### Data to use
──────
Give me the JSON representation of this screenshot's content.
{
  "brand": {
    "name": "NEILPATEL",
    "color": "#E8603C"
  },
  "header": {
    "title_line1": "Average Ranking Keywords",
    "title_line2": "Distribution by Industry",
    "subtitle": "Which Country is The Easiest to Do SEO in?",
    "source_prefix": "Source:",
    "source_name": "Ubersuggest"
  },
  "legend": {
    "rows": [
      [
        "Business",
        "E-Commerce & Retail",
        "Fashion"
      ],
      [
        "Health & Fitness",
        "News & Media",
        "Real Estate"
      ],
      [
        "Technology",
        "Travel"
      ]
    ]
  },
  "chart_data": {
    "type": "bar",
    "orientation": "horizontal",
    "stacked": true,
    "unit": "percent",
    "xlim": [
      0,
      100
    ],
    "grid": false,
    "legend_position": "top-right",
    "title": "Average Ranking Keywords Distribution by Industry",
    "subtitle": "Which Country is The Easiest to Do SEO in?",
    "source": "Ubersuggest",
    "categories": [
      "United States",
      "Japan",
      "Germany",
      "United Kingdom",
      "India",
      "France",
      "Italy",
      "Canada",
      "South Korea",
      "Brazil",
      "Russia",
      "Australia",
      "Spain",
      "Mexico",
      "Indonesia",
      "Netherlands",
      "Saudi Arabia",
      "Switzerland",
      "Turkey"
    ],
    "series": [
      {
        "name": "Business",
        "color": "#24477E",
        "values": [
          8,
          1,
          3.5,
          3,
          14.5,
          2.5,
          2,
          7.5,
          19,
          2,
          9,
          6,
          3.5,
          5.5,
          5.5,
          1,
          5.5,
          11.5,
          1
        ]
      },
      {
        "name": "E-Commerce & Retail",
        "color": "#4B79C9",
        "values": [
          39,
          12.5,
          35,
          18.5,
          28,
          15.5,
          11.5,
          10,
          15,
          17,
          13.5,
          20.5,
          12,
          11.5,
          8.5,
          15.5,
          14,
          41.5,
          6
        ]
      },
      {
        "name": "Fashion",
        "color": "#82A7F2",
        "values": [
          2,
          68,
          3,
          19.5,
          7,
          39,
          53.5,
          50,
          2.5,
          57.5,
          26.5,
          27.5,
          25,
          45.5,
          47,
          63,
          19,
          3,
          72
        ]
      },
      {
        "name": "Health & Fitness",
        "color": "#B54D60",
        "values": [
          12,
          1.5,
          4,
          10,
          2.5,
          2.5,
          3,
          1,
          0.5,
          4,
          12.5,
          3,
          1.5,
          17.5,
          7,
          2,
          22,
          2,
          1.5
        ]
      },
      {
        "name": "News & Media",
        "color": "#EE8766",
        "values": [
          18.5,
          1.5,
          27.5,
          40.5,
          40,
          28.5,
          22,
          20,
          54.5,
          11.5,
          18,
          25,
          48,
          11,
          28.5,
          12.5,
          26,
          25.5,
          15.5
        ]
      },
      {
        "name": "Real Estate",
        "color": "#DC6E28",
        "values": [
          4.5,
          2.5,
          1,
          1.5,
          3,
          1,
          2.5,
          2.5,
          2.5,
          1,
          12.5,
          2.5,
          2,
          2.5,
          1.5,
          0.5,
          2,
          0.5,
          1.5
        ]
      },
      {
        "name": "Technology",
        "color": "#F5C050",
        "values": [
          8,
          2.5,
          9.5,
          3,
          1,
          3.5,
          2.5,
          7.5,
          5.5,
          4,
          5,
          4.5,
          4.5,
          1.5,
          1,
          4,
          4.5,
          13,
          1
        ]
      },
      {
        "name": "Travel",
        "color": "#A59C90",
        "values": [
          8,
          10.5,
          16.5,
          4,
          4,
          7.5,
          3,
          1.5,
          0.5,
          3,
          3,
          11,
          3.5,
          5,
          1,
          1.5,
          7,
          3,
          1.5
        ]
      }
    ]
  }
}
──────
### Work required
Transcribe all lines as written.

### Finished exercise
Give me the JSON representation of this screenshot's content.
{
  "brand": {
    "name": "NEILPATEL",
    "color": "#E8603C"
  },
  "header": {
    "title_line1": "Average Ranking Keywords",
    "title_line2": "Distribution by Industry",
    "subtitle": "Which Country is The Easiest to Do SEO in?",
    "source_prefix": "Source:",
    "source_name": "Ubersuggest"
  },
  "legend": {
    "rows": [
      [
        "Business",
        "E-Commerce & Retail",
        "Fashion"
      ],
      [
        "Health & Fitness",
        "News & Media",
        "Real Estate"
      ],
      [
        "Technology",
        "Travel"
      ]
    ]
  },
  "chart_data": {
    "type": "bar",
    "orientation": "horizontal",
    "stacked": true,
    "unit": "percent",
    "xlim": [
      0,
      100
    ],
    "grid": false,
    "legend_position": "top-right",
    "title": "Average Ranking Keywords Distribution by Industry",
    "subtitle": "Which Country is The Easiest to Do SEO in?",
    "source": "Ubersuggest",
    "categories": [
      "United States",
      "Japan",
      "Germany",
      "United Kingdom",
      "India",
      "France",
      "Italy",
      "Canada",
      "South Korea",
      "Brazil",
      "Russia",
      "Australia",
      "Spain",
      "Mexico",
      "Indonesia",
      "Netherlands",
      "Saudi Arabia",
      "Switzerland",
      "Turkey"
    ],
    "series": [
      {
        "name": "Business",
        "color": "#24477E",
        "values": [
          8,
          1,
          3.5,
          3,
          14.5,
          2.5,
          2,
          7.5,
          19,
          2,
          9,
          6,
          3.5,
          5.5,
          5.5,
          1,
          5.5,
          11.5,
          1
        ]
      },
      {
        "name": "E-Commerce & Retail",
        "color": "#4B79C9",
        "values": [
          39,
          12.5,
          35,
          18.5,
          28,
          15.5,
          11.5,
          10,
          15,
          17,
          13.5,
          20.5,
          12,
          11.5,
          8.5,
          15.5,
          14,
          41.5,
          6
        ]
      },
      {
        "name": "Fashion",
        "color": "#82A7F2",
        "values": [
          2,
          68,
          3,
          19.5,
          7,
          39,
          53.5,
          50,
          2.5,
          57.5,
          26.5,
          27.5,
          25,
          45.5,
          47,
          63,
          19,
          3,
          72
        ]
      },
      {
        "name": "Health & Fitness",
        "color": "#B54D60",
        "values": [
          12,
          1.5,
          4,
          10,
          2.5,
          2.5,
          3,
          1,
          0.5,
          4,
          12.5,
          3,
          1.5,
          17.5,
          7,
          2,
          22,
          2,
          1.5
        ]
      },
      {
        "name": "News & Media",
        "color": "#EE8766",
        "values": [
          18.5,
          1.5,
          27.5,
          40.5,
          40,
          28.5,
          22,
          20,
          54.5,
          11.5,
          18,
          25,
          48,
          11,
          28.5,
          12.5,
          26,
          25.5,
          15.5
        ]
      },
      {
        "name": "Real Estate",
        "color": "#DC6E28",
        "values": [
          4.5,
          2.5,
          1,
          1.5,
          3,
          1,
          2.5,
          2.5,
          2.5,
          1,
          12.5,
          2.5,
          2,
          2.5,
          1.5,
          0.5,
          2,
          0.5,
          1.5
        ]
      },
      {
        "name": "Technology",
        "color": "#F5C050",
        "values": [
          8,
          2.5,
          9.5,
          3,
          1,
          3.5,
          2.5,
          7.5,
          5.5,
          4,
          5,
          4.5,
          4.5,
          1.5,
          1,
          4,
          4.5,
          13,
          1
        ]
      },
      {
        "name": "Travel",
        "color": "#A59C90",
        "values": [
          8,
          10.5,
          16.5,
          4,
          4,
          7.5,
          3,
          1.5,
          0.5,
          3,
          3,
          11,
          3.5,
          5,
          1,
          1.5,
          7,
          3,
          1.5
        ]
      }
    ]
  }
}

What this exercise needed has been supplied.